**Exercise instructions**
Images should be left out, and everything else in the listing reproduced exactly.

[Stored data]
********************

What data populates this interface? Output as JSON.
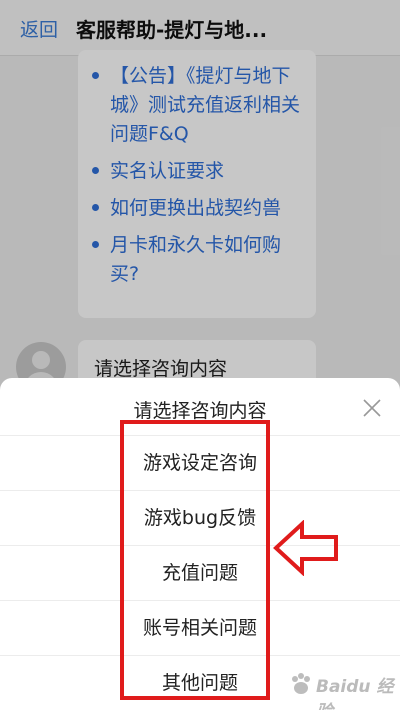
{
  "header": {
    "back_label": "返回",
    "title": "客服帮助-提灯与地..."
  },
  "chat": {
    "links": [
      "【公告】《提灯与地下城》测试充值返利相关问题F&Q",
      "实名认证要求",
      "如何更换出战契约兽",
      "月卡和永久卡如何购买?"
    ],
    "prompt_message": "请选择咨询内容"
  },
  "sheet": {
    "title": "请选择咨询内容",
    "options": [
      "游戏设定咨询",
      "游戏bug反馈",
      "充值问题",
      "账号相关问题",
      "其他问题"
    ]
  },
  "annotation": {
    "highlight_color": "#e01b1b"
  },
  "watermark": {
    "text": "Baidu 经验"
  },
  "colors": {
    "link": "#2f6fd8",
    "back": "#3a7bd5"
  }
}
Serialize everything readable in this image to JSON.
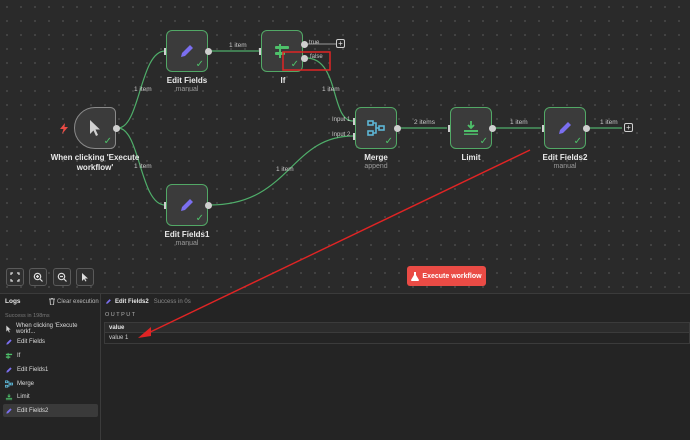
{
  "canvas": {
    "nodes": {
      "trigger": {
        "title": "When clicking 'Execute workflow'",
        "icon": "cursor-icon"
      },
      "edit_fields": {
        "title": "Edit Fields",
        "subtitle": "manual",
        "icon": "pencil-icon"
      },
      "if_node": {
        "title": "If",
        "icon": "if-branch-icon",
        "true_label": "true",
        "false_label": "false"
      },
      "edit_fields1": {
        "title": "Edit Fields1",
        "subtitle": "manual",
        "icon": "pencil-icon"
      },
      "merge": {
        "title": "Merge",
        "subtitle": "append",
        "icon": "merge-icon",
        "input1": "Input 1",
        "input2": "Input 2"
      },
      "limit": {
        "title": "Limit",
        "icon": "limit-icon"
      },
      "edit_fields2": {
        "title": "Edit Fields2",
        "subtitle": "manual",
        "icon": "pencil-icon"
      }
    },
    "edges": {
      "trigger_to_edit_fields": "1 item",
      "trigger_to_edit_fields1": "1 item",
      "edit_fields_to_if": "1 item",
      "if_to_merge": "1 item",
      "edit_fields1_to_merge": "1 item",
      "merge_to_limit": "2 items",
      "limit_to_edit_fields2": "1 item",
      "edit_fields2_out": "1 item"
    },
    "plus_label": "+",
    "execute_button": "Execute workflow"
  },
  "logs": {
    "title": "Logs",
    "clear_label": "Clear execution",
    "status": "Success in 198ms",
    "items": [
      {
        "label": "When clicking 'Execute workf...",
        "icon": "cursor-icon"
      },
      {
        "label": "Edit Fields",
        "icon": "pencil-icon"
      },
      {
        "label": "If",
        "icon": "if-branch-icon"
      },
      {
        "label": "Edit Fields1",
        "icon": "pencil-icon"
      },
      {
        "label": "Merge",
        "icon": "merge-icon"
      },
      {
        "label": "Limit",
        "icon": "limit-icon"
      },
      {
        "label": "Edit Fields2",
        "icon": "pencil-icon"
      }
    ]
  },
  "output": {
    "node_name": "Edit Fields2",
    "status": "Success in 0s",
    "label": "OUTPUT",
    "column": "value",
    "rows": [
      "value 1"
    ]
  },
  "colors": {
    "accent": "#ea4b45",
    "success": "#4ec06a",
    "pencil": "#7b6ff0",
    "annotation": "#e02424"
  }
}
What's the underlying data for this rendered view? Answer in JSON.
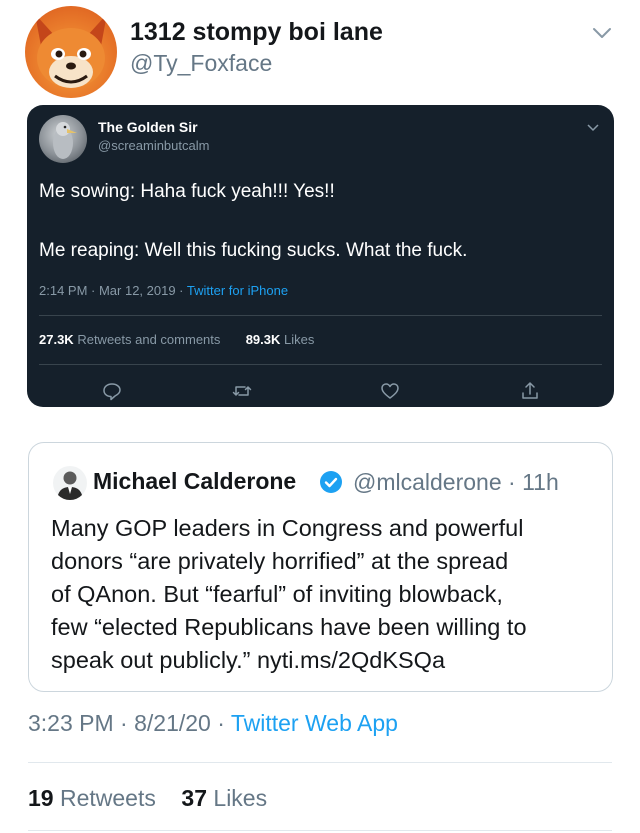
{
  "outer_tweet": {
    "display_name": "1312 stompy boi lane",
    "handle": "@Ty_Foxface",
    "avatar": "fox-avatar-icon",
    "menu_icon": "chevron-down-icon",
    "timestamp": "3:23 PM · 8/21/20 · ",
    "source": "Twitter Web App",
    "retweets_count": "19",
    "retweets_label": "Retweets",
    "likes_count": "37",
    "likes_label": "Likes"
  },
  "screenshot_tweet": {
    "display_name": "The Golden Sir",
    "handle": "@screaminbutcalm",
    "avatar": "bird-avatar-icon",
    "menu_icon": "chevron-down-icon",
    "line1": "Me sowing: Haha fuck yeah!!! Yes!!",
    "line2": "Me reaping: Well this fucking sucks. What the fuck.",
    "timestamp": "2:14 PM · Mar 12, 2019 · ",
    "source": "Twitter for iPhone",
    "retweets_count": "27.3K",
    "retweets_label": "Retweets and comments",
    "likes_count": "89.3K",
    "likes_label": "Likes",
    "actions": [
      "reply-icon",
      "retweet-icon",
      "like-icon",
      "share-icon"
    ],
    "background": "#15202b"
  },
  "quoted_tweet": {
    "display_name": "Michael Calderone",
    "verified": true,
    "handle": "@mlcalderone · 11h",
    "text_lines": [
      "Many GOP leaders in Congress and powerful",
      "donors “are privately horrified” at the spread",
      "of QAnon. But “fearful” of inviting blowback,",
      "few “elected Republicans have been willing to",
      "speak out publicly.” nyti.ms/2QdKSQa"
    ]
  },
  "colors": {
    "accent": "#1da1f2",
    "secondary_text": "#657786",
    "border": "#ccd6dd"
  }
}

********************

**Finished exercise**
What data populates this interface? Output as JSON.
{
  "header": {
    "back_label": "返回",
    "title": "客服帮助-提灯与地..."
  },
  "chat": {
    "links": [
      "【公告】《提灯与地下城》测试充值返利相关问题F&Q",
      "实名认证要求",
      "如何更换出战契约兽",
      "月卡和永久卡如何购买?"
    ],
    "prompt_message": "请选择咨询内容"
  },
  "sheet": {
    "title": "请选择咨询内容",
    "options": [
      "游戏设定咨询",
      "游戏bug反馈",
      "充值问题",
      "账号相关问题",
      "其他问题"
    ]
  },
  "annotation": {
    "highlight_color": "#e01b1b"
  },
  "watermark": {
    "text": "Baidu 经验"
  },
  "colors": {
    "link": "#2f6fd8",
    "back": "#3a7bd5"
  }
}
Serialize everything readable in this image to JSON.
{
  "canvas": {
    "nodes": {
      "trigger": {
        "title": "When clicking 'Execute workflow'",
        "icon": "cursor-icon"
      },
      "edit_fields": {
        "title": "Edit Fields",
        "subtitle": "manual",
        "icon": "pencil-icon"
      },
      "if_node": {
        "title": "If",
        "icon": "if-branch-icon",
        "true_label": "true",
        "false_label": "false"
      },
      "edit_fields1": {
        "title": "Edit Fields1",
        "subtitle": "manual",
        "icon": "pencil-icon"
      },
      "merge": {
        "title": "Merge",
        "subtitle": "append",
        "icon": "merge-icon",
        "input1": "Input 1",
        "input2": "Input 2"
      },
      "limit": {
        "title": "Limit",
        "icon": "limit-icon"
      },
      "edit_fields2": {
        "title": "Edit Fields2",
        "subtitle": "manual",
        "icon": "pencil-icon"
      }
    },
    "edges": {
      "trigger_to_edit_fields": "1 item",
      "trigger_to_edit_fields1": "1 item",
      "edit_fields_to_if": "1 item",
      "if_to_merge": "1 item",
      "edit_fields1_to_merge": "1 item",
      "merge_to_limit": "2 items",
      "limit_to_edit_fields2": "1 item",
      "edit_fields2_out": "1 item"
    },
    "plus_label": "+",
    "execute_button": "Execute workflow"
  },
  "logs": {
    "title": "Logs",
    "clear_label": "Clear execution",
    "status": "Success in 198ms",
    "items": [
      {
        "label": "When clicking 'Execute workf...",
        "icon": "cursor-icon"
      },
      {
        "label": "Edit Fields",
        "icon": "pencil-icon"
      },
      {
        "label": "If",
        "icon": "if-branch-icon"
      },
      {
        "label": "Edit Fields1",
        "icon": "pencil-icon"
      },
      {
        "label": "Merge",
        "icon": "merge-icon"
      },
      {
        "label": "Limit",
        "icon": "limit-icon"
      },
      {
        "label": "Edit Fields2",
        "icon": "pencil-icon"
      }
    ]
  },
  "output": {
    "node_name": "Edit Fields2",
    "status": "Success in 0s",
    "label": "OUTPUT",
    "column": "value",
    "rows": [
      "value 1"
    ]
  },
  "colors": {
    "accent": "#ea4b45",
    "success": "#4ec06a",
    "pencil": "#7b6ff0",
    "annotation": "#e02424"
  }
}
What's the underlying data for this rendered view? Answer in JSON.
{
  "outer_tweet": {
    "display_name": "1312 stompy boi lane",
    "handle": "@Ty_Foxface",
    "avatar": "fox-avatar-icon",
    "menu_icon": "chevron-down-icon",
    "timestamp": "3:23 PM · 8/21/20 · ",
    "source": "Twitter Web App",
    "retweets_count": "19",
    "retweets_label": "Retweets",
    "likes_count": "37",
    "likes_label": "Likes"
  },
  "screenshot_tweet": {
    "display_name": "The Golden Sir",
    "handle": "@screaminbutcalm",
    "avatar": "bird-avatar-icon",
    "menu_icon": "chevron-down-icon",
    "line1": "Me sowing: Haha fuck yeah!!! Yes!!",
    "line2": "Me reaping: Well this fucking sucks. What the fuck.",
    "timestamp": "2:14 PM · Mar 12, 2019 · ",
    "source": "Twitter for iPhone",
    "retweets_count": "27.3K",
    "retweets_label": "Retweets and comments",
    "likes_count": "89.3K",
    "likes_label": "Likes",
    "actions": [
      "reply-icon",
      "retweet-icon",
      "like-icon",
      "share-icon"
    ],
    "background": "#15202b"
  },
  "quoted_tweet": {
    "display_name": "Michael Calderone",
    "verified": true,
    "handle": "@mlcalderone · 11h",
    "text_lines": [
      "Many GOP leaders in Congress and powerful",
      "donors “are privately horrified” at the spread",
      "of QAnon. But “fearful” of inviting blowback,",
      "few “elected Republicans have been willing to",
      "speak out publicly.” nyti.ms/2QdKSQa"
    ]
  },
  "colors": {
    "accent": "#1da1f2",
    "secondary_text": "#657786",
    "border": "#ccd6dd"
  }
}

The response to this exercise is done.